AIM OF THE TASK:
Your task is to reproduce the entries below word for word.

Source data
((

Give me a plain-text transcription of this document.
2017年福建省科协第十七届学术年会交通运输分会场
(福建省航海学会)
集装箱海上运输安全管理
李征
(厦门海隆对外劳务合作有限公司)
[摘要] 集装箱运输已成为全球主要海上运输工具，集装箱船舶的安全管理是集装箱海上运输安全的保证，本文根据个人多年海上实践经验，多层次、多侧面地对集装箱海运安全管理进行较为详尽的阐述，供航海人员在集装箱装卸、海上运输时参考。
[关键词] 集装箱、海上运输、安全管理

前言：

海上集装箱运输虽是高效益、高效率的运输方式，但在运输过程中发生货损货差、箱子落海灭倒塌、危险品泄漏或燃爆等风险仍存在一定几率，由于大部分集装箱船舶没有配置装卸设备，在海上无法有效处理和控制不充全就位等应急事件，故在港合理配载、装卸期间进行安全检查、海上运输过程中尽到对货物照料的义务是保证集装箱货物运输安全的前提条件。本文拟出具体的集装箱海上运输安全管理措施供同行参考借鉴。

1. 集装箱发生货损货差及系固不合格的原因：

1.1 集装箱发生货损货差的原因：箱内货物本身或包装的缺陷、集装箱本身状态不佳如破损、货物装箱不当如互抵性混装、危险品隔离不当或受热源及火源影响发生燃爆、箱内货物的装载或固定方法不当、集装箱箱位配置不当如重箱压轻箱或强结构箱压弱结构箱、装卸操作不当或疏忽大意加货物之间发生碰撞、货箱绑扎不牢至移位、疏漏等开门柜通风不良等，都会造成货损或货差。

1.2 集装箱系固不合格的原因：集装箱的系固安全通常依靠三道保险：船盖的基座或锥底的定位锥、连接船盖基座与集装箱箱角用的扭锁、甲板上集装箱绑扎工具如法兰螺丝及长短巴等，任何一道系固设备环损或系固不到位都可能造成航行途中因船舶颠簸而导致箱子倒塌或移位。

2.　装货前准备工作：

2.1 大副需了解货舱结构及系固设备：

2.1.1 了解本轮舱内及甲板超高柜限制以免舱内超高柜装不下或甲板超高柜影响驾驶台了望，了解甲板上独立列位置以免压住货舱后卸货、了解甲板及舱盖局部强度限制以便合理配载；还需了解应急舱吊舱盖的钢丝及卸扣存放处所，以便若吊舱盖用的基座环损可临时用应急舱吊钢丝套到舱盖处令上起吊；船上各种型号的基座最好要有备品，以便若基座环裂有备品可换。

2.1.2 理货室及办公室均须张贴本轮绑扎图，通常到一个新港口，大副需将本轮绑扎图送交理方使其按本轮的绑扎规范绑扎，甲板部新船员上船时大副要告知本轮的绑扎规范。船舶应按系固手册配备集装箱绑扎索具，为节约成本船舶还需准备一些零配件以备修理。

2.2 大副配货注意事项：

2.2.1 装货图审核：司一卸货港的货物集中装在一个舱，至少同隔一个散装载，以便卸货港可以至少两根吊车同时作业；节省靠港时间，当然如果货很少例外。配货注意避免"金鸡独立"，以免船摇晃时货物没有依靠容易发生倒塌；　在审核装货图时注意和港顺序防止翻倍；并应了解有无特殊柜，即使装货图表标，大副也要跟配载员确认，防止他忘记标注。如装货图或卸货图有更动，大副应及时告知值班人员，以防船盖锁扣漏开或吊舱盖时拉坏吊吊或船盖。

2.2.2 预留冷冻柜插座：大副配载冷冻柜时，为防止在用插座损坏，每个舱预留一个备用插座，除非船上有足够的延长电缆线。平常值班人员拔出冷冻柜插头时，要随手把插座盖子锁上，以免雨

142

))

RESPONSE TO THIS EXERCISE:
Give me a plain-text transcription of this document.
2017年福建省科协第十七届学术年会交通运输分会场
(福建省航海学会)
集装箱海上运输安全管理
李征
(厦门海隆对外劳务合作有限公司)
[摘要] 集装箱运输已成为全球主要海上运输工具，集装箱船舶的安全管理是集装箱海上运输安全的保证，本文根据个人多年海上实践经验，多层次、多侧面地对集装箱海运安全管理进行较为详尽的阐述，供航海人员在集装箱装卸、海上运输时参考。
[关键词] 集装箱、海上运输、安全管理

前言：

海上集装箱运输虽是高效益、高效率的运输方式，但在运输过程中发生货损货差、箱子落海灭倒塌、危险品泄漏或燃爆等风险仍存在一定几率，由于大部分集装箱船舶没有配置装卸设备，在海上无法有效处理和控制不充全就位等应急事件，故在港合理配载、装卸期间进行安全检查、海上运输过程中尽到对货物照料的义务是保证集装箱货物运输安全的前提条件。本文拟出具体的集装箱海上运输安全管理措施供同行参考借鉴。

1. 集装箱发生货损货差及系固不合格的原因：

1.1 集装箱发生货损货差的原因：箱内货物本身或包装的缺陷、集装箱本身状态不佳如破损、货物装箱不当如互抵性混装、危险品隔离不当或受热源及火源影响发生燃爆、箱内货物的装载或固定方法不当、集装箱箱位配置不当如重箱压轻箱或强结构箱压弱结构箱、装卸操作不当或疏忽大意加货物之间发生碰撞、货箱绑扎不牢至移位、疏漏等开门柜通风不良等，都会造成货损或货差。

1.2 集装箱系固不合格的原因：集装箱的系固安全通常依靠三道保险：船盖的基座或锥底的定位锥、连接船盖基座与集装箱箱角用的扭锁、甲板上集装箱绑扎工具如法兰螺丝及长短巴等，任何一道系固设备环损或系固不到位都可能造成航行途中因船舶颠簸而导致箱子倒塌或移位。

2.　装货前准备工作：

2.1 大副需了解货舱结构及系固设备：

2.1.1 了解本轮舱内及甲板超高柜限制以免舱内超高柜装不下或甲板超高柜影响驾驶台了望，了解甲板上独立列位置以免压住货舱后卸货、了解甲板及舱盖局部强度限制以便合理配载；还需了解应急舱吊舱盖的钢丝及卸扣存放处所，以便若吊舱盖用的基座环损可临时用应急舱吊钢丝套到舱盖处令上起吊；船上各种型号的基座最好要有备品，以便若基座环裂有备品可换。

2.1.2 理货室及办公室均须张贴本轮绑扎图，通常到一个新港口，大副需将本轮绑扎图送交理方使其按本轮的绑扎规范绑扎，甲板部新船员上船时大副要告知本轮的绑扎规范。船舶应按系固手册配备集装箱绑扎索具，为节约成本船舶还需准备一些零配件以备修理。

2.2 大副配货注意事项：

2.2.1 装货图审核：司一卸货港的货物集中装在一个舱，至少同隔一个散装载，以便卸货港可以至少两根吊车同时作业；节省靠港时间，当然如果货很少例外。配货注意避免"金鸡独立"，以免船摇晃时货物没有依靠容易发生倒塌；　在审核装货图时注意和港顺序防止翻倍；并应了解有无特殊柜，即使装货图表标，大副也要跟配载员确认，防止他忘记标注。如装货图或卸货图有更动，大副应及时告知值班人员，以防船盖锁扣漏开或吊舱盖时拉坏吊吊或船盖。

2.2.2 预留冷冻柜插座：大副配载冷冻柜时，为防止在用插座损坏，每个舱预留一个备用插座，除非船上有足够的延长电缆线。平常值班人员拔出冷冻柜插头时，要随手把插座盖子锁上，以免雨

142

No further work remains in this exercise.